* BEGIN EXTRACTED MATERIAL *
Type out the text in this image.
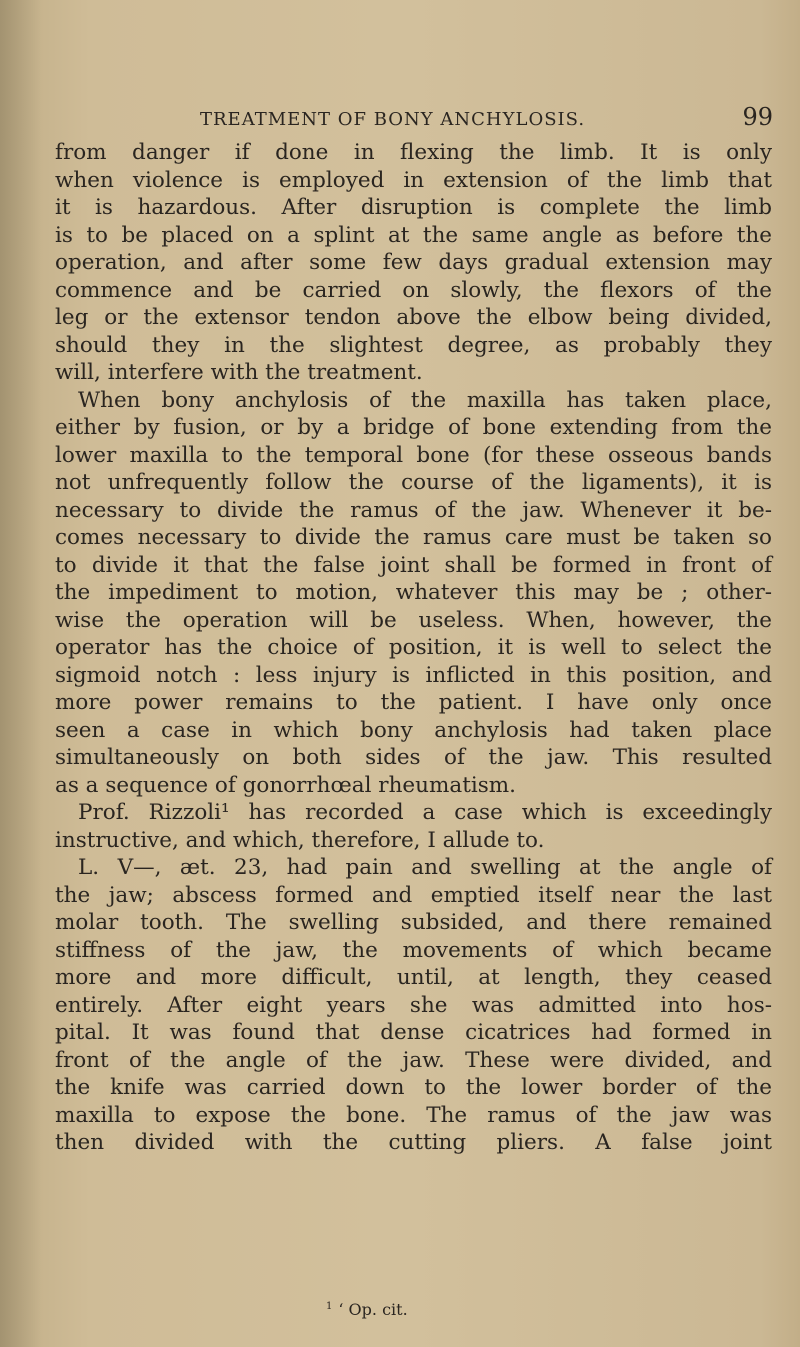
TREATMENT OF BONY ANCHYLOSIS.	99
from danger if done in flexing the limb. It is only
when violence is employed in extension of the limb that
it is hazardous. After disruption is complete the limb
is to be placed on a splint at the same angle as before the
operation, and after some few days gradual extension may
commence and be carried on slowly, the flexors of the
leg or the extensor tendon above the elbow being divided,
should they in the slightest degree, as probably they
will, interfere with the treatment.
When bony anchylosis of the maxilla has taken place,
either by fusion, or by a bridge of bone extending from the
lower maxilla to the temporal bone (for these osseous bands
not unfrequently follow the course of the ligaments), it is
necessary to divide the ramus of the jaw. Whenever it be-
comes necessary to divide the ramus care must be taken so
to divide it that the false joint shall be formed in front of
the impediment to motion, whatever this may be ; other-
wise the operation will be useless. When, however, the
operator has the choice of position, it is well to select the
sigmoid notch : less injury is inflicted in this position, and
more power remains to the patient. I have only once
seen a case in which bony anchylosis had taken place
simultaneously on both sides of the jaw. This resulted
as a sequence of gonorrhœal rheumatism.
Prof. Rizzoli¹ has recorded a case which is exceedingly
instructive, and which, therefore, I allude to.
L. V—, æt. 23, had pain and swelling at the angle of
the jaw; abscess formed and emptied itself near the last
molar tooth. The swelling subsided, and there remained
stiffness of the jaw, the movements of which became
more and more difficult, until, at length, they ceased
entirely. After eight years she was admitted into hos-
pital. It was found that dense cicatrices had formed in
front of the angle of the jaw. These were divided, and
the knife was carried down to the lower border of the
maxilla to expose the bone. The ramus of the jaw was
then divided with the cutting pliers. A false joint
$^1$ ‘ Op. cit.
* END EXTRACTED MATERIAL *
> PROBLEM:
Transcribe all entries above exactly. Drop the pictures.

> COMPLETED EXERCISE:
Type out the text in this image.
TREATMENT OF BONY ANCHYLOSIS.	99
from danger if done in flexing the limb. It is only
when violence is employed in extension of the limb that
it is hazardous. After disruption is complete the limb
is to be placed on a splint at the same angle as before the
operation, and after some few days gradual extension may
commence and be carried on slowly, the flexors of the
leg or the extensor tendon above the elbow being divided,
should they in the slightest degree, as probably they
will, interfere with the treatment.
When bony anchylosis of the maxilla has taken place,
either by fusion, or by a bridge of bone extending from the
lower maxilla to the temporal bone (for these osseous bands
not unfrequently follow the course of the ligaments), it is
necessary to divide the ramus of the jaw. Whenever it be-
comes necessary to divide the ramus care must be taken so
to divide it that the false joint shall be formed in front of
the impediment to motion, whatever this may be ; other-
wise the operation will be useless. When, however, the
operator has the choice of position, it is well to select the
sigmoid notch : less injury is inflicted in this position, and
more power remains to the patient. I have only once
seen a case in which bony anchylosis had taken place
simultaneously on both sides of the jaw. This resulted
as a sequence of gonorrhœal rheumatism.
Prof. Rizzoli¹ has recorded a case which is exceedingly
instructive, and which, therefore, I allude to.
L. V—, æt. 23, had pain and swelling at the angle of
the jaw; abscess formed and emptied itself near the last
molar tooth. The swelling subsided, and there remained
stiffness of the jaw, the movements of which became
more and more difficult, until, at length, they ceased
entirely. After eight years she was admitted into hos-
pital. It was found that dense cicatrices had formed in
front of the angle of the jaw. These were divided, and
the knife was carried down to the lower border of the
maxilla to expose the bone. The ramus of the jaw was
then divided with the cutting pliers. A false joint
$^1$ ‘ Op. cit.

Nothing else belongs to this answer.